_What to work on_
Omit all images, then return the remaining material exactly as it stands.

---

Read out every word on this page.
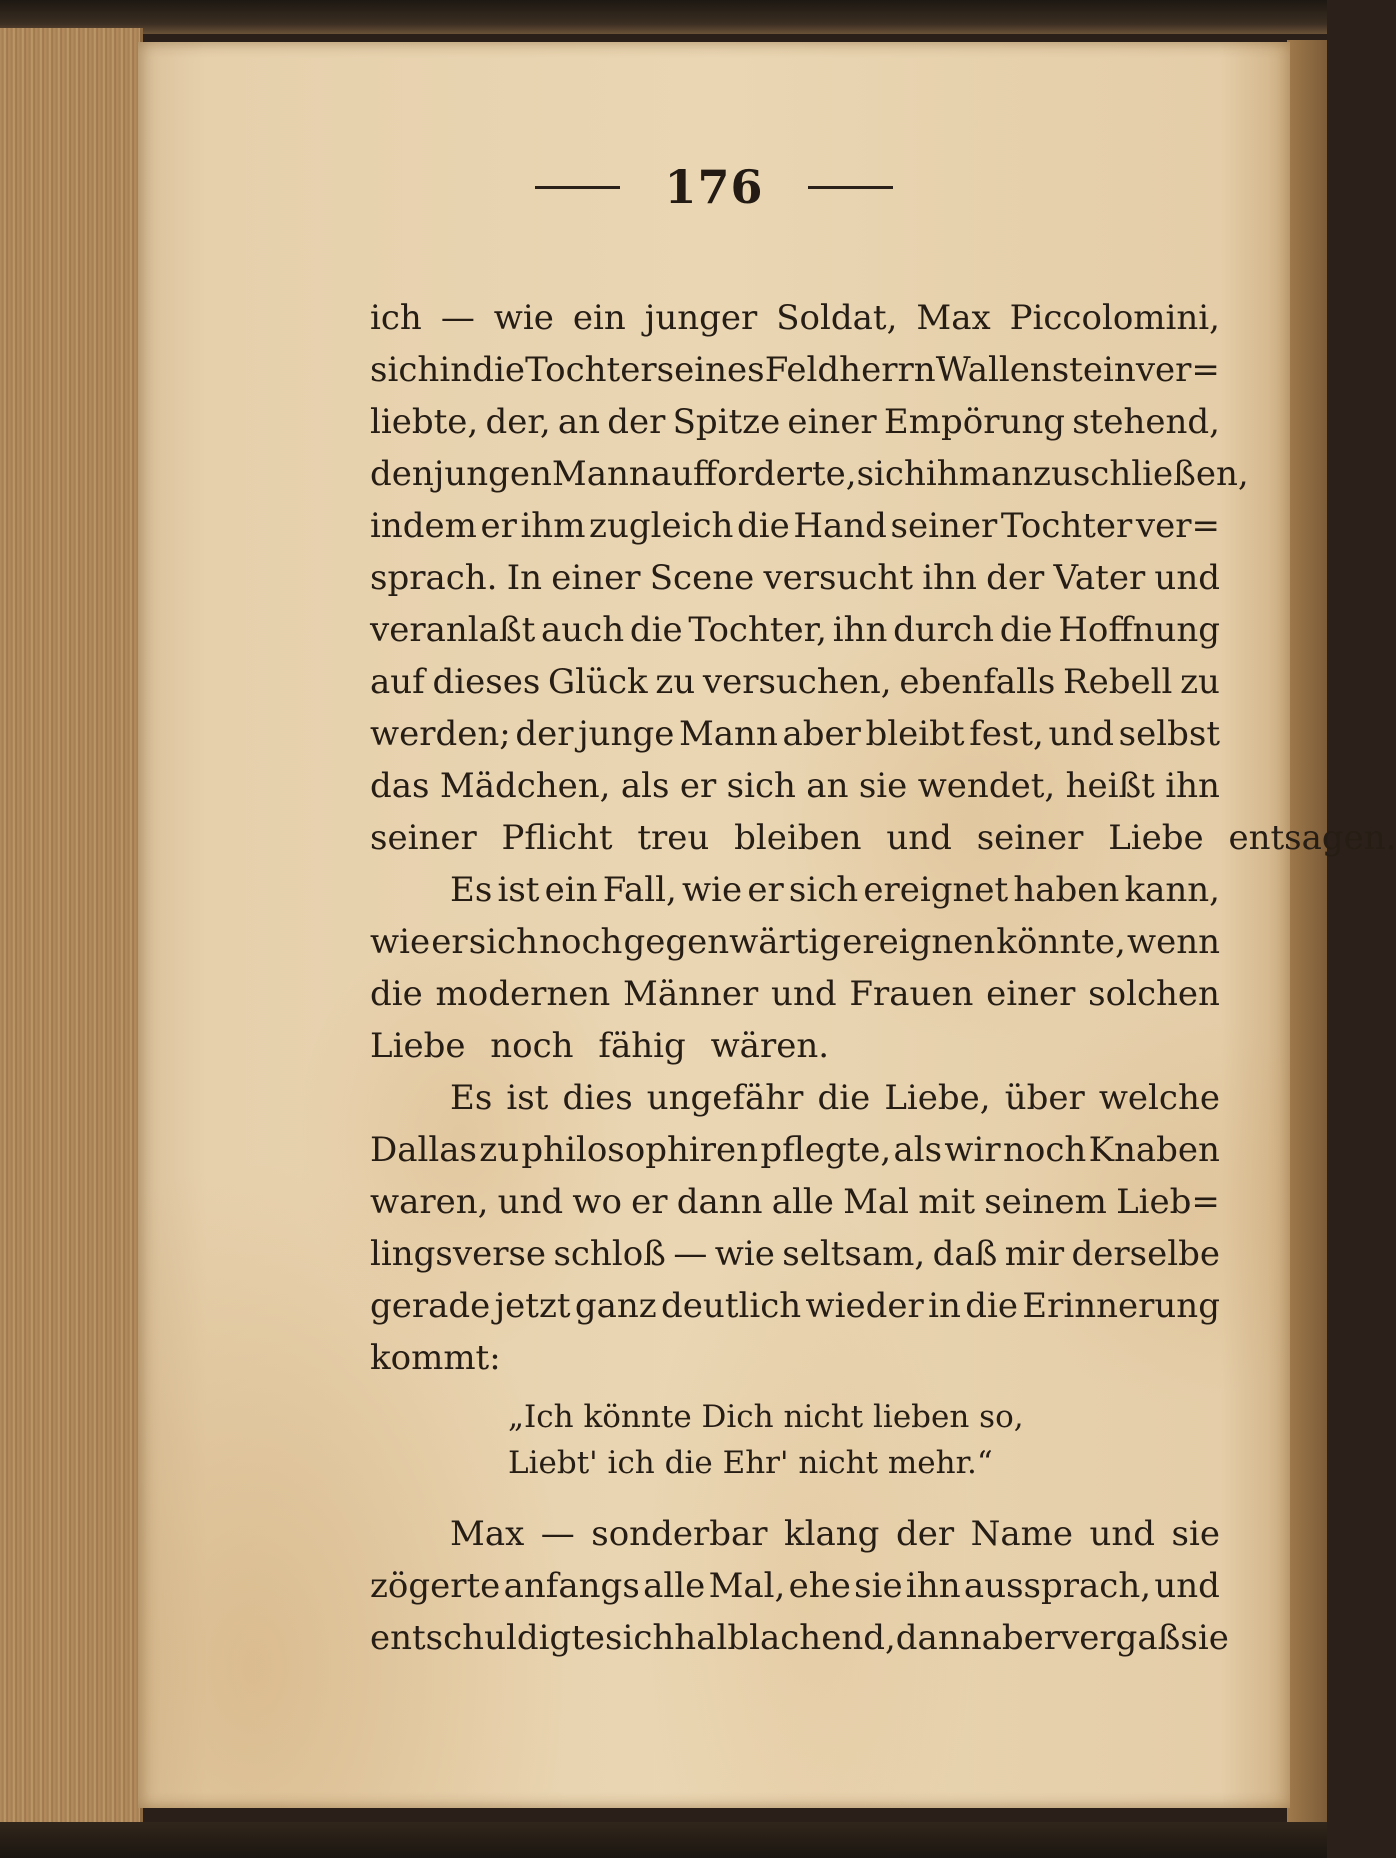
176
ich — wie ein junger Soldat, Max Piccolomini,
sich in die Tochter seines Feldherrn Wallenstein ver=
liebte, der, an der Spitze einer Empörung stehend,
den jungen Mann aufforderte, sich ihm anzuschließen,
indem er ihm zugleich die Hand seiner Tochter ver=
sprach. In einer Scene versucht ihn der Vater und
veranlaßt auch die Tochter, ihn durch die Hoffnung
auf dieses Glück zu versuchen, ebenfalls Rebell zu
werden; der junge Mann aber bleibt fest, und selbst
das Mädchen, als er sich an sie wendet, heißt ihn
seiner Pflicht treu bleiben und seiner Liebe entsagen.
Es ist ein Fall, wie er sich ereignet haben kann,
wie er sich noch gegenwärtig ereignen könnte, wenn
die modernen Männer und Frauen einer solchen
Liebe noch fähig wären.
Es ist dies ungefähr die Liebe, über welche
Dallas zu philosophiren pflegte, als wir noch Knaben
waren, und wo er dann alle Mal mit seinem Lieb=
lingsverse schloß — wie seltsam, daß mir derselbe
gerade jetzt ganz deutlich wieder in die Erinnerung
kommt:
„Ich könnte Dich nicht lieben so,
Liebt' ich die Ehr' nicht mehr.“
Max — sonderbar klang der Name und sie
zögerte anfangs alle Mal, ehe sie ihn aussprach, und
entschuldigte sich halb lachend, dann aber vergaß sie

---

_The completed task_
Read out every word on this page.
176
ich — wie ein junger Soldat, Max Piccolomini,
sich in die Tochter seines Feldherrn Wallenstein ver=
liebte, der, an der Spitze einer Empörung stehend,
den jungen Mann aufforderte, sich ihm anzuschließen,
indem er ihm zugleich die Hand seiner Tochter ver=
sprach. In einer Scene versucht ihn der Vater und
veranlaßt auch die Tochter, ihn durch die Hoffnung
auf dieses Glück zu versuchen, ebenfalls Rebell zu
werden; der junge Mann aber bleibt fest, und selbst
das Mädchen, als er sich an sie wendet, heißt ihn
seiner Pflicht treu bleiben und seiner Liebe entsagen.
Es ist ein Fall, wie er sich ereignet haben kann,
wie er sich noch gegenwärtig ereignen könnte, wenn
die modernen Männer und Frauen einer solchen
Liebe noch fähig wären.
Es ist dies ungefähr die Liebe, über welche
Dallas zu philosophiren pflegte, als wir noch Knaben
waren, und wo er dann alle Mal mit seinem Lieb=
lingsverse schloß — wie seltsam, daß mir derselbe
gerade jetzt ganz deutlich wieder in die Erinnerung
kommt:
„Ich könnte Dich nicht lieben so,
Liebt' ich die Ehr' nicht mehr.“
Max — sonderbar klang der Name und sie
zögerte anfangs alle Mal, ehe sie ihn aussprach, und
entschuldigte sich halb lachend, dann aber vergaß sie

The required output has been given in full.